Stored entries:
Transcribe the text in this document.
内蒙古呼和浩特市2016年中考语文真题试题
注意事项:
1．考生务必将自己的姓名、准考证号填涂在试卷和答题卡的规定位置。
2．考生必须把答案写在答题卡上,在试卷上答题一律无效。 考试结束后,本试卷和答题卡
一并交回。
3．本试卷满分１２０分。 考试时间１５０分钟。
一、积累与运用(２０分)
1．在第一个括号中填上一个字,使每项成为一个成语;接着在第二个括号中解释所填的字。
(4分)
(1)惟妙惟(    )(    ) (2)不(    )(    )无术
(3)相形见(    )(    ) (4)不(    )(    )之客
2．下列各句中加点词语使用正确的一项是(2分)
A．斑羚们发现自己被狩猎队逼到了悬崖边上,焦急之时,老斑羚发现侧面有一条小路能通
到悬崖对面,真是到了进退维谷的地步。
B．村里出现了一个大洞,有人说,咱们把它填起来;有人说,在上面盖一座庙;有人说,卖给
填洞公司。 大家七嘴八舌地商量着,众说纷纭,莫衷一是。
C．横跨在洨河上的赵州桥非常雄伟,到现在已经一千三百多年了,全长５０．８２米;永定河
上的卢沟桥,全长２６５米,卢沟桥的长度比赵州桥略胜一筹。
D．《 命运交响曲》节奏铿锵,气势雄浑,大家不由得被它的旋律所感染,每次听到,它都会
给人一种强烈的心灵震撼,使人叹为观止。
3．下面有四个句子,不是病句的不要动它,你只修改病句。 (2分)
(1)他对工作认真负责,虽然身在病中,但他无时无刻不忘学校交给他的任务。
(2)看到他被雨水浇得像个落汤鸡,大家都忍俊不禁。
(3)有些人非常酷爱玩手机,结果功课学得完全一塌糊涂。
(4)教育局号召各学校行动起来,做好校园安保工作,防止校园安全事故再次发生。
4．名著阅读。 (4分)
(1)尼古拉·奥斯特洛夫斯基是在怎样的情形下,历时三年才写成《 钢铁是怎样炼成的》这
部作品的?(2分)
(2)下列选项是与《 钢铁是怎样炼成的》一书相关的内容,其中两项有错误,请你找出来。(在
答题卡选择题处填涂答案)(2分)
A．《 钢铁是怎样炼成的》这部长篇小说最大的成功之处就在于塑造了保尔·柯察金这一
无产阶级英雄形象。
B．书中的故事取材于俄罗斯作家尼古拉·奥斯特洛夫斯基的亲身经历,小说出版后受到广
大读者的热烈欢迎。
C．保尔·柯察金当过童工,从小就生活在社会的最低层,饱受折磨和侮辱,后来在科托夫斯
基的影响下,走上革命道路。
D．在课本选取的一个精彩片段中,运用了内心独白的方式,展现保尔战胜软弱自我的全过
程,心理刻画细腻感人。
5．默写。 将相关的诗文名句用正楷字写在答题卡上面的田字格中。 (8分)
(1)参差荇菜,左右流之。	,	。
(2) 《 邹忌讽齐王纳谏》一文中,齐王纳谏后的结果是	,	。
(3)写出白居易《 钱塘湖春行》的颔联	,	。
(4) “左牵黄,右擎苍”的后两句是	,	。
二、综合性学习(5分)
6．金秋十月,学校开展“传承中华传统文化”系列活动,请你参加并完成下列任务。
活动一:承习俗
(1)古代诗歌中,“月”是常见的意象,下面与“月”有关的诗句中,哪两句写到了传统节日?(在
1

▶ **DIRECTIONS FOR THIS TASK**
Copy every line of the listing that contains the word "钢铁是怎样炼成的".

▶ **RESPONSE TO THIS TASK**
(1)尼古拉·奥斯特洛夫斯基是在怎样的情形下,历时三年才写成《 钢铁是怎样炼成的》这
(2)下列选项是与《 钢铁是怎样炼成的》一书相关的内容,其中两项有错误,请你找出来。(在
A．《 钢铁是怎样炼成的》这部长篇小说最大的成功之处就在于塑造了保尔·柯察金这一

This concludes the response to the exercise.